Set task: Skip every image and restate the data word for word.

---

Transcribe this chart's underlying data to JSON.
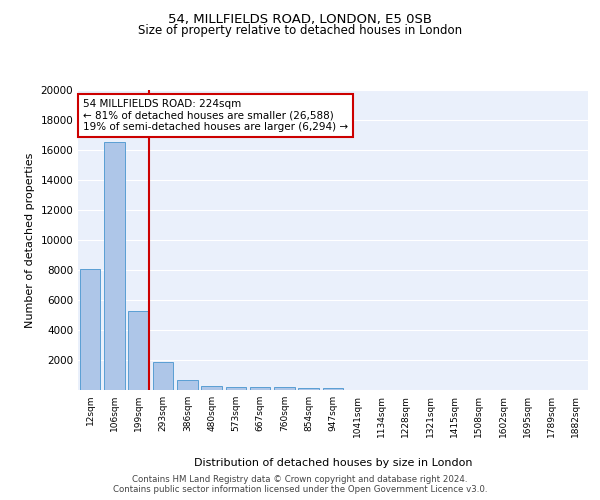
{
  "title": "54, MILLFIELDS ROAD, LONDON, E5 0SB",
  "subtitle": "Size of property relative to detached houses in London",
  "xlabel": "Distribution of detached houses by size in London",
  "ylabel": "Number of detached properties",
  "bar_color": "#aec6e8",
  "bar_edge_color": "#5a9fd4",
  "bg_color": "#eaf0fb",
  "grid_color": "#ffffff",
  "categories": [
    "12sqm",
    "106sqm",
    "199sqm",
    "293sqm",
    "386sqm",
    "480sqm",
    "573sqm",
    "667sqm",
    "760sqm",
    "854sqm",
    "947sqm",
    "1041sqm",
    "1134sqm",
    "1228sqm",
    "1321sqm",
    "1415sqm",
    "1508sqm",
    "1602sqm",
    "1695sqm",
    "1789sqm",
    "1882sqm"
  ],
  "values": [
    8100,
    16500,
    5300,
    1850,
    700,
    300,
    220,
    190,
    180,
    150,
    130,
    0,
    0,
    0,
    0,
    0,
    0,
    0,
    0,
    0,
    0
  ],
  "red_line_x": 2,
  "annotation_text": "54 MILLFIELDS ROAD: 224sqm\n← 81% of detached houses are smaller (26,588)\n19% of semi-detached houses are larger (6,294) →",
  "annotation_box_color": "#ffffff",
  "annotation_box_edge": "#cc0000",
  "red_line_color": "#cc0000",
  "footer": "Contains HM Land Registry data © Crown copyright and database right 2024.\nContains public sector information licensed under the Open Government Licence v3.0.",
  "ylim": [
    0,
    20000
  ],
  "yticks": [
    0,
    2000,
    4000,
    6000,
    8000,
    10000,
    12000,
    14000,
    16000,
    18000,
    20000
  ]
}
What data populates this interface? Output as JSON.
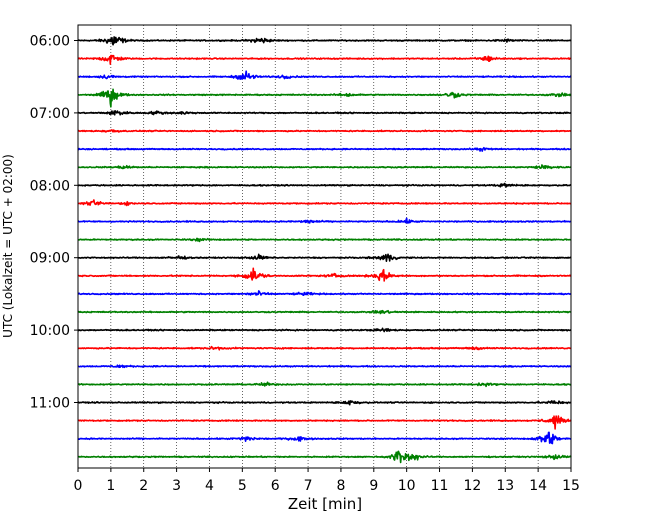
{
  "chart_data": {
    "type": "line",
    "xlabel": "Zeit  [min]",
    "ylabel": "UTC (Lokalzeit = UTC + 02:00)",
    "xlim": [
      0,
      15
    ],
    "x_ticks": [
      0,
      1,
      2,
      3,
      4,
      5,
      6,
      7,
      8,
      9,
      10,
      11,
      12,
      13,
      14,
      15
    ],
    "y_tick_labels": [
      "06:00",
      "07:00",
      "08:00",
      "09:00",
      "10:00",
      "11:00"
    ],
    "y_tick_trace_index": [
      0,
      4,
      8,
      12,
      16,
      20
    ],
    "trace_minutes": 15,
    "grid": "vertical-dotted",
    "colors": [
      "#000000",
      "#ff0000",
      "#0000ff",
      "#008000"
    ],
    "traces": [
      {
        "start": "06:00",
        "events": [
          [
            1.1,
            1.4
          ],
          [
            5.55,
            0.7
          ],
          [
            13.0,
            0.25
          ]
        ]
      },
      {
        "start": "06:15",
        "events": [
          [
            1.0,
            1.1
          ],
          [
            12.45,
            0.6
          ]
        ]
      },
      {
        "start": "06:30",
        "events": [
          [
            5.1,
            1.0
          ],
          [
            0.9,
            0.35
          ],
          [
            6.3,
            0.3
          ]
        ]
      },
      {
        "start": "06:45",
        "events": [
          [
            1.0,
            1.6
          ],
          [
            8.2,
            0.3
          ],
          [
            11.4,
            0.6
          ],
          [
            14.6,
            0.3
          ]
        ]
      },
      {
        "start": "07:00",
        "events": [
          [
            1.2,
            0.6
          ],
          [
            2.4,
            0.3
          ],
          [
            3.2,
            0.25
          ]
        ]
      },
      {
        "start": "07:15",
        "events": [
          [
            1.0,
            0.25
          ]
        ]
      },
      {
        "start": "07:30",
        "events": [
          [
            12.3,
            0.25
          ]
        ]
      },
      {
        "start": "07:45",
        "events": [
          [
            1.4,
            0.3
          ],
          [
            14.2,
            0.55
          ]
        ]
      },
      {
        "start": "08:00",
        "events": [
          [
            13.0,
            0.3
          ]
        ]
      },
      {
        "start": "08:15",
        "events": [
          [
            0.5,
            0.45
          ],
          [
            1.5,
            0.2
          ]
        ]
      },
      {
        "start": "08:30",
        "events": [
          [
            7.0,
            0.35
          ],
          [
            10.0,
            0.3
          ]
        ]
      },
      {
        "start": "08:45",
        "events": [
          [
            3.7,
            0.2
          ]
        ]
      },
      {
        "start": "09:00",
        "events": [
          [
            3.05,
            0.3
          ],
          [
            9.4,
            0.8
          ],
          [
            5.5,
            0.4
          ]
        ]
      },
      {
        "start": "09:15",
        "events": [
          [
            5.35,
            1.3
          ],
          [
            9.25,
            1.2
          ],
          [
            7.8,
            0.3
          ]
        ]
      },
      {
        "start": "09:30",
        "events": [
          [
            6.9,
            0.3
          ],
          [
            5.45,
            0.5
          ]
        ]
      },
      {
        "start": "09:45",
        "events": [
          [
            9.3,
            0.35
          ]
        ]
      },
      {
        "start": "10:00",
        "events": [
          [
            9.3,
            0.3
          ]
        ]
      },
      {
        "start": "10:15",
        "events": [
          [
            4.2,
            0.3
          ],
          [
            12.1,
            0.25
          ]
        ]
      },
      {
        "start": "10:30",
        "events": [
          [
            1.3,
            0.25
          ]
        ]
      },
      {
        "start": "10:45",
        "events": [
          [
            5.7,
            0.3
          ],
          [
            12.4,
            0.25
          ]
        ]
      },
      {
        "start": "11:00",
        "events": [
          [
            8.3,
            0.4
          ],
          [
            14.5,
            0.4
          ]
        ]
      },
      {
        "start": "11:15",
        "events": [
          [
            14.5,
            1.2
          ]
        ]
      },
      {
        "start": "11:30",
        "events": [
          [
            5.1,
            0.5
          ],
          [
            6.7,
            0.4
          ],
          [
            14.3,
            1.6
          ]
        ]
      },
      {
        "start": "11:45",
        "events": [
          [
            9.8,
            1.5
          ],
          [
            10.2,
            0.6
          ],
          [
            14.5,
            0.4
          ]
        ]
      }
    ]
  }
}
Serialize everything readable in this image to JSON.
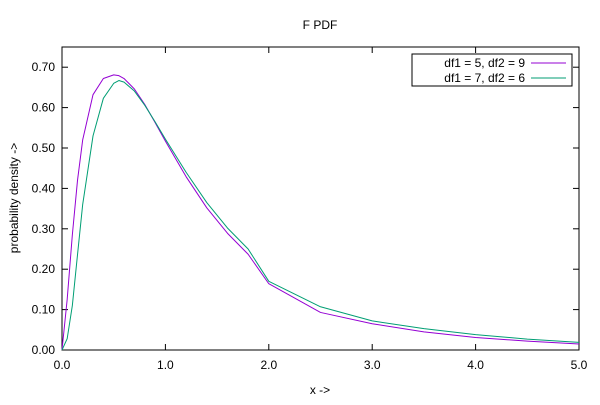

---

Exercise response:
Transcribe this chart's underlying data to JSON.
{
  "title": "54, MILLFIELDS ROAD, LONDON, E5 0SB",
  "subtitle": "Size of property relative to detached houses in London",
  "xlabel": "Distribution of detached houses by size in London",
  "ylabel": "Number of detached properties",
  "bar_color": "#aec6e8",
  "bar_edge_color": "#5a9fd4",
  "bg_color": "#eaf0fb",
  "grid_color": "#ffffff",
  "categories": [
    "12sqm",
    "106sqm",
    "199sqm",
    "293sqm",
    "386sqm",
    "480sqm",
    "573sqm",
    "667sqm",
    "760sqm",
    "854sqm",
    "947sqm",
    "1041sqm",
    "1134sqm",
    "1228sqm",
    "1321sqm",
    "1415sqm",
    "1508sqm",
    "1602sqm",
    "1695sqm",
    "1789sqm",
    "1882sqm"
  ],
  "values": [
    8100,
    16500,
    5300,
    1850,
    700,
    300,
    220,
    190,
    180,
    150,
    130,
    0,
    0,
    0,
    0,
    0,
    0,
    0,
    0,
    0,
    0
  ],
  "red_line_x": 2,
  "annotation_text": "54 MILLFIELDS ROAD: 224sqm\n← 81% of detached houses are smaller (26,588)\n19% of semi-detached houses are larger (6,294) →",
  "annotation_box_color": "#ffffff",
  "annotation_box_edge": "#cc0000",
  "red_line_color": "#cc0000",
  "footer": "Contains HM Land Registry data © Crown copyright and database right 2024.\nContains public sector information licensed under the Open Government Licence v3.0.",
  "ylim": [
    0,
    20000
  ],
  "yticks": [
    0,
    2000,
    4000,
    6000,
    8000,
    10000,
    12000,
    14000,
    16000,
    18000,
    20000
  ]
}
What data populates this interface? Output as JSON.
{
  "chart_data": {
    "type": "line",
    "xlabel": "Zeit  [min]",
    "ylabel": "UTC (Lokalzeit = UTC + 02:00)",
    "xlim": [
      0,
      15
    ],
    "x_ticks": [
      0,
      1,
      2,
      3,
      4,
      5,
      6,
      7,
      8,
      9,
      10,
      11,
      12,
      13,
      14,
      15
    ],
    "y_tick_labels": [
      "06:00",
      "07:00",
      "08:00",
      "09:00",
      "10:00",
      "11:00"
    ],
    "y_tick_trace_index": [
      0,
      4,
      8,
      12,
      16,
      20
    ],
    "trace_minutes": 15,
    "grid": "vertical-dotted",
    "colors": [
      "#000000",
      "#ff0000",
      "#0000ff",
      "#008000"
    ],
    "traces": [
      {
        "start": "06:00",
        "events": [
          [
            1.1,
            1.4
          ],
          [
            5.55,
            0.7
          ],
          [
            13.0,
            0.25
          ]
        ]
      },
      {
        "start": "06:15",
        "events": [
          [
            1.0,
            1.1
          ],
          [
            12.45,
            0.6
          ]
        ]
      },
      {
        "start": "06:30",
        "events": [
          [
            5.1,
            1.0
          ],
          [
            0.9,
            0.35
          ],
          [
            6.3,
            0.3
          ]
        ]
      },
      {
        "start": "06:45",
        "events": [
          [
            1.0,
            1.6
          ],
          [
            8.2,
            0.3
          ],
          [
            11.4,
            0.6
          ],
          [
            14.6,
            0.3
          ]
        ]
      },
      {
        "start": "07:00",
        "events": [
          [
            1.2,
            0.6
          ],
          [
            2.4,
            0.3
          ],
          [
            3.2,
            0.25
          ]
        ]
      },
      {
        "start": "07:15",
        "events": [
          [
            1.0,
            0.25
          ]
        ]
      },
      {
        "start": "07:30",
        "events": [
          [
            12.3,
            0.25
          ]
        ]
      },
      {
        "start": "07:45",
        "events": [
          [
            1.4,
            0.3
          ],
          [
            14.2,
            0.55
          ]
        ]
      },
      {
        "start": "08:00",
        "events": [
          [
            13.0,
            0.3
          ]
        ]
      },
      {
        "start": "08:15",
        "events": [
          [
            0.5,
            0.45
          ],
          [
            1.5,
            0.2
          ]
        ]
      },
      {
        "start": "08:30",
        "events": [
          [
            7.0,
            0.35
          ],
          [
            10.0,
            0.3
          ]
        ]
      },
      {
        "start": "08:45",
        "events": [
          [
            3.7,
            0.2
          ]
        ]
      },
      {
        "start": "09:00",
        "events": [
          [
            3.05,
            0.3
          ],
          [
            9.4,
            0.8
          ],
          [
            5.5,
            0.4
          ]
        ]
      },
      {
        "start": "09:15",
        "events": [
          [
            5.35,
            1.3
          ],
          [
            9.25,
            1.2
          ],
          [
            7.8,
            0.3
          ]
        ]
      },
      {
        "start": "09:30",
        "events": [
          [
            6.9,
            0.3
          ],
          [
            5.45,
            0.5
          ]
        ]
      },
      {
        "start": "09:45",
        "events": [
          [
            9.3,
            0.35
          ]
        ]
      },
      {
        "start": "10:00",
        "events": [
          [
            9.3,
            0.3
          ]
        ]
      },
      {
        "start": "10:15",
        "events": [
          [
            4.2,
            0.3
          ],
          [
            12.1,
            0.25
          ]
        ]
      },
      {
        "start": "10:30",
        "events": [
          [
            1.3,
            0.25
          ]
        ]
      },
      {
        "start": "10:45",
        "events": [
          [
            5.7,
            0.3
          ],
          [
            12.4,
            0.25
          ]
        ]
      },
      {
        "start": "11:00",
        "events": [
          [
            8.3,
            0.4
          ],
          [
            14.5,
            0.4
          ]
        ]
      },
      {
        "start": "11:15",
        "events": [
          [
            14.5,
            1.2
          ]
        ]
      },
      {
        "start": "11:30",
        "events": [
          [
            5.1,
            0.5
          ],
          [
            6.7,
            0.4
          ],
          [
            14.3,
            1.6
          ]
        ]
      },
      {
        "start": "11:45",
        "events": [
          [
            9.8,
            1.5
          ],
          [
            10.2,
            0.6
          ],
          [
            14.5,
            0.4
          ]
        ]
      }
    ]
  }
}
Serialize everything readable in this image to JSON.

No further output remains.